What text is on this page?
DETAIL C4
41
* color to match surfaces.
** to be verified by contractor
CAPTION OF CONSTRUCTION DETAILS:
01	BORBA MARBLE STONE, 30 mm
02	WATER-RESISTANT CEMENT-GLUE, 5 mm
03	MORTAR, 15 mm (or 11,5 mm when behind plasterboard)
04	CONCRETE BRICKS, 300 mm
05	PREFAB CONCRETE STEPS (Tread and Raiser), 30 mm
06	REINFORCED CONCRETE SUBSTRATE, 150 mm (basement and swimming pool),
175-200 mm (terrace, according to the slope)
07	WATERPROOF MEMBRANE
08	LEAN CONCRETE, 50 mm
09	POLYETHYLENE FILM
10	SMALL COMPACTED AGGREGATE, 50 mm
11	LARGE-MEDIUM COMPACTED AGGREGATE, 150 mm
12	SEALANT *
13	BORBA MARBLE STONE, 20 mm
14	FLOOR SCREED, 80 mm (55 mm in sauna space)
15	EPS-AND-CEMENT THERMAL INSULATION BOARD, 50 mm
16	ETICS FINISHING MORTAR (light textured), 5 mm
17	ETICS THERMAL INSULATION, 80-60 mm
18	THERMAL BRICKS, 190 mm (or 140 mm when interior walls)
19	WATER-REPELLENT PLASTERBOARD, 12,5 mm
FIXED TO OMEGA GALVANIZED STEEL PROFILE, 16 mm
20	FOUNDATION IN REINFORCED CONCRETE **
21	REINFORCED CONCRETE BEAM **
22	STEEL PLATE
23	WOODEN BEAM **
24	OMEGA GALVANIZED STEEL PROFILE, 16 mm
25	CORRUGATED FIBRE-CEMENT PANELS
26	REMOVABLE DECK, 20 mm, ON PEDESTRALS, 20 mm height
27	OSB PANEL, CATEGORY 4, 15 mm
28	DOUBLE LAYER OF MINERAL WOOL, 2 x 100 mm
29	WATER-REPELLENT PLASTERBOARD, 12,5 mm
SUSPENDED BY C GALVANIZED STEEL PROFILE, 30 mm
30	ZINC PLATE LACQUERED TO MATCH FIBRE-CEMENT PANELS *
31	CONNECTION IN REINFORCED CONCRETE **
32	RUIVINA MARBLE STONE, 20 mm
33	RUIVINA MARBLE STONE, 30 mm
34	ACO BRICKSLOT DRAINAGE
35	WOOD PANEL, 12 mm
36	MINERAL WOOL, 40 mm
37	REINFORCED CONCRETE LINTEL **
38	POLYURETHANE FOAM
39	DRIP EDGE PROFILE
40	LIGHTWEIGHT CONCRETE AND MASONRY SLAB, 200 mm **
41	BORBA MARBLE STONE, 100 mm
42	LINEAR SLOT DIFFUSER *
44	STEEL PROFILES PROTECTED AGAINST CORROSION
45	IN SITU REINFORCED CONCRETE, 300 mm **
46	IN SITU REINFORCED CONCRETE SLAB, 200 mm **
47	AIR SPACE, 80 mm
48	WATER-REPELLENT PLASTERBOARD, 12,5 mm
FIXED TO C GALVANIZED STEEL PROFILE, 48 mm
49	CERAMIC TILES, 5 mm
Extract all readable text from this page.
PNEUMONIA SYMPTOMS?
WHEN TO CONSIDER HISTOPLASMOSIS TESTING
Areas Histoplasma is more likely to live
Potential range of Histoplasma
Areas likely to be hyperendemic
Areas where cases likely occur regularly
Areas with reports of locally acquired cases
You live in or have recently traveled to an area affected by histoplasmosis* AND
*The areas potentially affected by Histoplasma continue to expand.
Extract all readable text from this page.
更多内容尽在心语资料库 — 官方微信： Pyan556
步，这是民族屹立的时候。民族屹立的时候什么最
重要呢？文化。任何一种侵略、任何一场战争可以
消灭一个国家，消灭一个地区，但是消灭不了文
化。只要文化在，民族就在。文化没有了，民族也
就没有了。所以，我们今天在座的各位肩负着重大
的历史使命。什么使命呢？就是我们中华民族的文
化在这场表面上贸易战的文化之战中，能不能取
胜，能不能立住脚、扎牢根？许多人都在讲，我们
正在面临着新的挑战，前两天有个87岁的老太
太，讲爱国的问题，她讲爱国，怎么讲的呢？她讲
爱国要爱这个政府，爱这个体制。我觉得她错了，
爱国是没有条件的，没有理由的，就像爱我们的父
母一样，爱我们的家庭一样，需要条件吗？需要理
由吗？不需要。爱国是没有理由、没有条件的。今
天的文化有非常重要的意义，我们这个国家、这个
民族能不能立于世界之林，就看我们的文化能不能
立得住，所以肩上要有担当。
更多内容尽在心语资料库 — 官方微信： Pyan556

---

▸ AIM: Each line above must be printed exactly as it appears.

▸ EXERCISE OUTPUT:
What text is on this page?
DETAIL C4
41
* color to match surfaces.
** to be verified by contractor
CAPTION OF CONSTRUCTION DETAILS:
01	BORBA MARBLE STONE, 30 mm
02	WATER-RESISTANT CEMENT-GLUE, 5 mm
03	MORTAR, 15 mm (or 11,5 mm when behind plasterboard)
04	CONCRETE BRICKS, 300 mm
05	PREFAB CONCRETE STEPS (Tread and Raiser), 30 mm
06	REINFORCED CONCRETE SUBSTRATE, 150 mm (basement and swimming pool),
175-200 mm (terrace, according to the slope)
07	WATERPROOF MEMBRANE
08	LEAN CONCRETE, 50 mm
09	POLYETHYLENE FILM
10	SMALL COMPACTED AGGREGATE, 50 mm
11	LARGE-MEDIUM COMPACTED AGGREGATE, 150 mm
12	SEALANT *
13	BORBA MARBLE STONE, 20 mm
14	FLOOR SCREED, 80 mm (55 mm in sauna space)
15	EPS-AND-CEMENT THERMAL INSULATION BOARD, 50 mm
16	ETICS FINISHING MORTAR (light textured), 5 mm
17	ETICS THERMAL INSULATION, 80-60 mm
18	THERMAL BRICKS, 190 mm (or 140 mm when interior walls)
19	WATER-REPELLENT PLASTERBOARD, 12,5 mm
FIXED TO OMEGA GALVANIZED STEEL PROFILE, 16 mm
20	FOUNDATION IN REINFORCED CONCRETE **
21	REINFORCED CONCRETE BEAM **
22	STEEL PLATE
23	WOODEN BEAM **
24	OMEGA GALVANIZED STEEL PROFILE, 16 mm
25	CORRUGATED FIBRE-CEMENT PANELS
26	REMOVABLE DECK, 20 mm, ON PEDESTRALS, 20 mm height
27	OSB PANEL, CATEGORY 4, 15 mm
28	DOUBLE LAYER OF MINERAL WOOL, 2 x 100 mm
29	WATER-REPELLENT PLASTERBOARD, 12,5 mm
SUSPENDED BY C GALVANIZED STEEL PROFILE, 30 mm
30	ZINC PLATE LACQUERED TO MATCH FIBRE-CEMENT PANELS *
31	CONNECTION IN REINFORCED CONCRETE **
32	RUIVINA MARBLE STONE, 20 mm
33	RUIVINA MARBLE STONE, 30 mm
34	ACO BRICKSLOT DRAINAGE
35	WOOD PANEL, 12 mm
36	MINERAL WOOL, 40 mm
37	REINFORCED CONCRETE LINTEL **
38	POLYURETHANE FOAM
39	DRIP EDGE PROFILE
40	LIGHTWEIGHT CONCRETE AND MASONRY SLAB, 200 mm **
41	BORBA MARBLE STONE, 100 mm
42	LINEAR SLOT DIFFUSER *
44	STEEL PROFILES PROTECTED AGAINST CORROSION
45	IN SITU REINFORCED CONCRETE, 300 mm **
46	IN SITU REINFORCED CONCRETE SLAB, 200 mm **
47	AIR SPACE, 80 mm
48	WATER-REPELLENT PLASTERBOARD, 12,5 mm
FIXED TO C GALVANIZED STEEL PROFILE, 48 mm
49	CERAMIC TILES, 5 mm
Extract all readable text from this page.
PNEUMONIA SYMPTOMS?
WHEN TO CONSIDER HISTOPLASMOSIS TESTING
Areas Histoplasma is more likely to live
Potential range of Histoplasma
Areas likely to be hyperendemic
Areas where cases likely occur regularly
Areas with reports of locally acquired cases
You live in or have recently traveled to an area affected by histoplasmosis* AND
*The areas potentially affected by Histoplasma continue to expand.
Extract all readable text from this page.
更多内容尽在心语资料库 — 官方微信： Pyan556
步，这是民族屹立的时候。民族屹立的时候什么最
重要呢？文化。任何一种侵略、任何一场战争可以
消灭一个国家，消灭一个地区，但是消灭不了文
化。只要文化在，民族就在。文化没有了，民族也
就没有了。所以，我们今天在座的各位肩负着重大
的历史使命。什么使命呢？就是我们中华民族的文
化在这场表面上贸易战的文化之战中，能不能取
胜，能不能立住脚、扎牢根？许多人都在讲，我们
正在面临着新的挑战，前两天有个87岁的老太
太，讲爱国的问题，她讲爱国，怎么讲的呢？她讲
爱国要爱这个政府，爱这个体制。我觉得她错了，
爱国是没有条件的，没有理由的，就像爱我们的父
母一样，爱我们的家庭一样，需要条件吗？需要理
由吗？不需要。爱国是没有理由、没有条件的。今
天的文化有非常重要的意义，我们这个国家、这个
民族能不能立于世界之林，就看我们的文化能不能
立得住，所以肩上要有担当。
更多内容尽在心语资料库 — 官方微信： Pyan556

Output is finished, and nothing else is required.